Excerpted records —
════
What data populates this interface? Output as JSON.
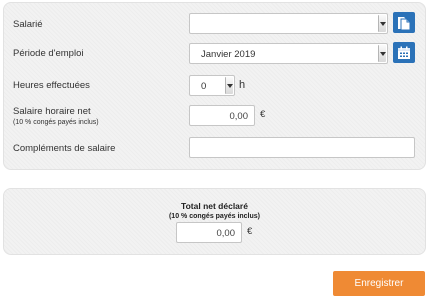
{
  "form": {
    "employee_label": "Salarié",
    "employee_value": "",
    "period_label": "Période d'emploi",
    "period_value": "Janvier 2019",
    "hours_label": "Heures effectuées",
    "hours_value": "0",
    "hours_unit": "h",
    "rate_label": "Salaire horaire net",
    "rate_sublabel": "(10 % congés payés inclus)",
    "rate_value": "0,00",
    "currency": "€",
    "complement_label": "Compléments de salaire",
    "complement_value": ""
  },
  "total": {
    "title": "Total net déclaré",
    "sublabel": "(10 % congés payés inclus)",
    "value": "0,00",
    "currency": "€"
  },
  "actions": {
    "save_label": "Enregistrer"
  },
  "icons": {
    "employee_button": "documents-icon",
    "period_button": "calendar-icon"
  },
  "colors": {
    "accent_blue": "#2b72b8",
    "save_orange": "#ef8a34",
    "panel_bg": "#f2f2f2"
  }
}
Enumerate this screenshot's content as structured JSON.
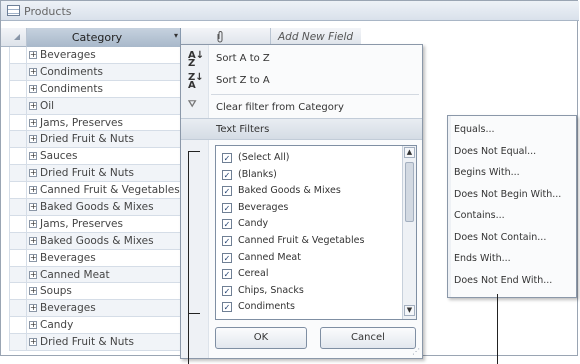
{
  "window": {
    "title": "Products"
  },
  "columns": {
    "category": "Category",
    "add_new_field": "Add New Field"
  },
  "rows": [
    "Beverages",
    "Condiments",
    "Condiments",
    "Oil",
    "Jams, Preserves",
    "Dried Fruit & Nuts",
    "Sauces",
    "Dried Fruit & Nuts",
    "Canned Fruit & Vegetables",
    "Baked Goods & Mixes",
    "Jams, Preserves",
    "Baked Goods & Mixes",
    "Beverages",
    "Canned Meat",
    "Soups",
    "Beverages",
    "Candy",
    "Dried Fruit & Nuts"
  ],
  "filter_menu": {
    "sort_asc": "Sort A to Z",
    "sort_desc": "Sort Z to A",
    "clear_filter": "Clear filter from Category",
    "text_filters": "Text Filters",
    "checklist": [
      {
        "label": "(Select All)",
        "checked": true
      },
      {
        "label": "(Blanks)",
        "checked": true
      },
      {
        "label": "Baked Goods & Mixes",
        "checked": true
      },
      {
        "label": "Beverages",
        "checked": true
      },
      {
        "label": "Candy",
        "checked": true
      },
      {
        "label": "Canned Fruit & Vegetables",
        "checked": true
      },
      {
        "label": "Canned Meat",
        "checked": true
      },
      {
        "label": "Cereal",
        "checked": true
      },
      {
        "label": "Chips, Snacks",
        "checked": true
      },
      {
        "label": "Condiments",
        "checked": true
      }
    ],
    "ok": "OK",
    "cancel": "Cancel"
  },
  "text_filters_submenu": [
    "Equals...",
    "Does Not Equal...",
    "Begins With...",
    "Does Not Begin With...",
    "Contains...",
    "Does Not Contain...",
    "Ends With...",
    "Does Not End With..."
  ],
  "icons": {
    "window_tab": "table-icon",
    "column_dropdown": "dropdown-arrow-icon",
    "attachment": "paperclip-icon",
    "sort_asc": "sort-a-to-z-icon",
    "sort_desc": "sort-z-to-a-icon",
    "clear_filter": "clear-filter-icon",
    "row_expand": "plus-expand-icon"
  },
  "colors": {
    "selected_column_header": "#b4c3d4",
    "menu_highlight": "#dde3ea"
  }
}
════
Prompt — Copy every line in the entries above that has the string "Does" in it.

Exercise response —
    "Does Not Equal...",
    "Does Not Begin With...",
    "Does Not Contain...",
    "Does Not End With..."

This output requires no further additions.